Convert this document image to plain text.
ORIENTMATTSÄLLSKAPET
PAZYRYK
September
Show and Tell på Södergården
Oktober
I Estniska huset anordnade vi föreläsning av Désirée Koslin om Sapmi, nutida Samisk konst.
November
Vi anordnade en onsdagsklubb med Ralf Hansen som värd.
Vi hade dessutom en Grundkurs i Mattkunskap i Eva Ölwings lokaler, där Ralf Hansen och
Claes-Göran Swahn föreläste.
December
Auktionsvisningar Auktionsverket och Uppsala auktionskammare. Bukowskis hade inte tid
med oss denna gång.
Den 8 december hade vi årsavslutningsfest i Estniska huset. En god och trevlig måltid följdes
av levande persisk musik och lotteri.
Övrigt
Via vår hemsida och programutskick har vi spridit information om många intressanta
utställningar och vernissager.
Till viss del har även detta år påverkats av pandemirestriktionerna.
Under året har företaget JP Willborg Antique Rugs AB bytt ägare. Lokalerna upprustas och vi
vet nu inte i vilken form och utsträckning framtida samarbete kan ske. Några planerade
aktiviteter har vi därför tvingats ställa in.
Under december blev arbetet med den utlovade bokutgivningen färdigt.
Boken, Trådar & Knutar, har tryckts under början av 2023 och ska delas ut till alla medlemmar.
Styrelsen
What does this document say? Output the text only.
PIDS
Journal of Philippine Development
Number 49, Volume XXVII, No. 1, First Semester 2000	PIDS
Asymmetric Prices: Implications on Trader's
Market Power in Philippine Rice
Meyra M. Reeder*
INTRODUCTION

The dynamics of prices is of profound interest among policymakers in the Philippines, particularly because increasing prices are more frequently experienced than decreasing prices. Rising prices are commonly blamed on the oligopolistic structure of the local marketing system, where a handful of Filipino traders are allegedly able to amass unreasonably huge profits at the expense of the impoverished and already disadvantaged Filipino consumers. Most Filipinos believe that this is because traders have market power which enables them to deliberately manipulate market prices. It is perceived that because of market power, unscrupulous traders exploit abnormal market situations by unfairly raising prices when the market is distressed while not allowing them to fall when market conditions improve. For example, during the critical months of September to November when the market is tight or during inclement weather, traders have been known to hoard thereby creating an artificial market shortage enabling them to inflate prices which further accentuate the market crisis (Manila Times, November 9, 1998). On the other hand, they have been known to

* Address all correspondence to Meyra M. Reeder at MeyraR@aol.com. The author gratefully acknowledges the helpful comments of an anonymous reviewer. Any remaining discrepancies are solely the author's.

..............................

▶ **Work instructions**
Identify each line in the records above that contains the word "PIDS", and copy it out in full.

▶ **Response to this exercise**
PIDS
Number 49, Volume XXVII, No. 1, First Semester 2000	PIDS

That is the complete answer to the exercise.